Make an exact copy of the entries, and keep any pictures out of it.

-*-*-

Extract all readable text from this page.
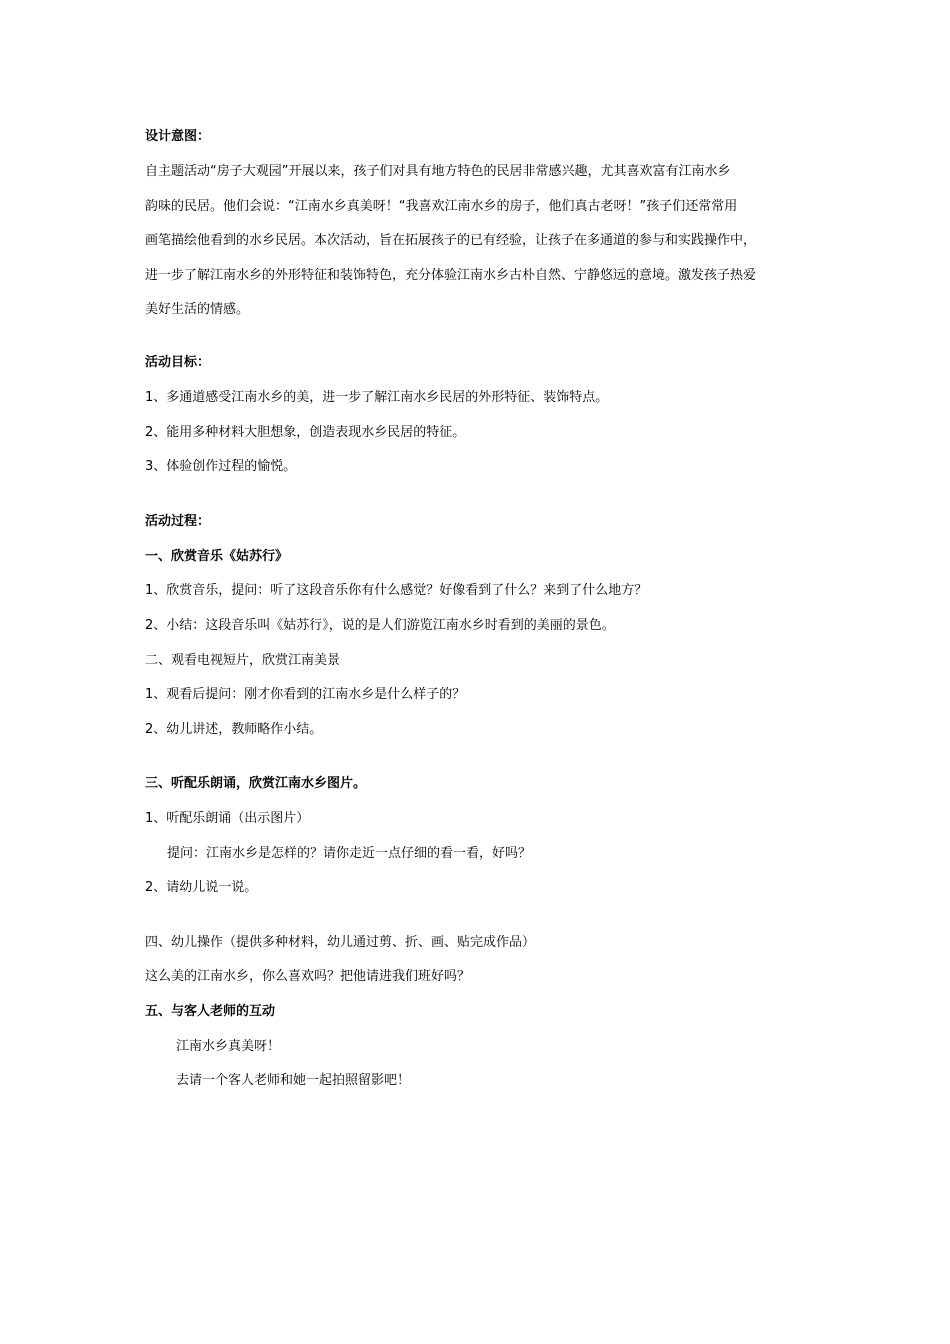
设计意图：
自主题活动“房子大观园”开展以来，孩子们对具有地方特色的民居非常感兴趣，尤其喜欢富有江南水乡
韵味的民居。他们会说：“江南水乡真美呀！“我喜欢江南水乡的房子，他们真古老呀！”孩子们还常常用
画笔描绘他看到的水乡民居。本次活动，旨在拓展孩子的已有经验，让孩子在多通道的参与和实践操作中，
进一步了解江南水乡的外形特征和装饰特色，充分体验江南水乡古朴自然、宁静悠远的意境。激发孩子热爱
美好生活的情感。
活动目标：
1、多通道感受江南水乡的美，进一步了解江南水乡民居的外形特征、装饰特点。
2、能用多种材料大胆想象，创造表现水乡民居的特征。
3、体验创作过程的愉悦。
活动过程：
一、欣赏音乐《姑苏行》
1、欣赏音乐，提问：听了这段音乐你有什么感觉？好像看到了什么？来到了什么地方？
2、小结：这段音乐叫《姑苏行》，说的是人们游览江南水乡时看到的美丽的景色。
二、观看电视短片，欣赏江南美景
1、观看后提问：刚才你看到的江南水乡是什么样子的？
2、幼儿讲述，教师略作小结。
三、听配乐朗诵，欣赏江南水乡图片。
1、听配乐朗诵（出示图片）
提问：江南水乡是怎样的？请你走近一点仔细的看一看，好吗？
2、请幼儿说一说。
四、幼儿操作（提供多种材料，幼儿通过剪、折、画、贴完成作品）
这么美的江南水乡，你么喜欢吗？把他请进我们班好吗？
五、与客人老师的互动
江南水乡真美呀！
去请一个客人老师和她一起拍照留影吧！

-*-*-

- [EXERCISE OUTPUT]:
Extract all readable text from this page.
设计意图：
自主题活动“房子大观园”开展以来，孩子们对具有地方特色的民居非常感兴趣，尤其喜欢富有江南水乡
韵味的民居。他们会说：“江南水乡真美呀！“我喜欢江南水乡的房子，他们真古老呀！”孩子们还常常用
画笔描绘他看到的水乡民居。本次活动，旨在拓展孩子的已有经验，让孩子在多通道的参与和实践操作中，
进一步了解江南水乡的外形特征和装饰特色，充分体验江南水乡古朴自然、宁静悠远的意境。激发孩子热爱
美好生活的情感。
活动目标：
1、多通道感受江南水乡的美，进一步了解江南水乡民居的外形特征、装饰特点。
2、能用多种材料大胆想象，创造表现水乡民居的特征。
3、体验创作过程的愉悦。
活动过程：
一、欣赏音乐《姑苏行》
1、欣赏音乐，提问：听了这段音乐你有什么感觉？好像看到了什么？来到了什么地方？
2、小结：这段音乐叫《姑苏行》，说的是人们游览江南水乡时看到的美丽的景色。
二、观看电视短片，欣赏江南美景
1、观看后提问：刚才你看到的江南水乡是什么样子的？
2、幼儿讲述，教师略作小结。
三、听配乐朗诵，欣赏江南水乡图片。
1、听配乐朗诵（出示图片）
提问：江南水乡是怎样的？请你走近一点仔细的看一看，好吗？
2、请幼儿说一说。
四、幼儿操作（提供多种材料，幼儿通过剪、折、画、贴完成作品）
这么美的江南水乡，你么喜欢吗？把他请进我们班好吗？
五、与客人老师的互动
江南水乡真美呀！
去请一个客人老师和她一起拍照留影吧！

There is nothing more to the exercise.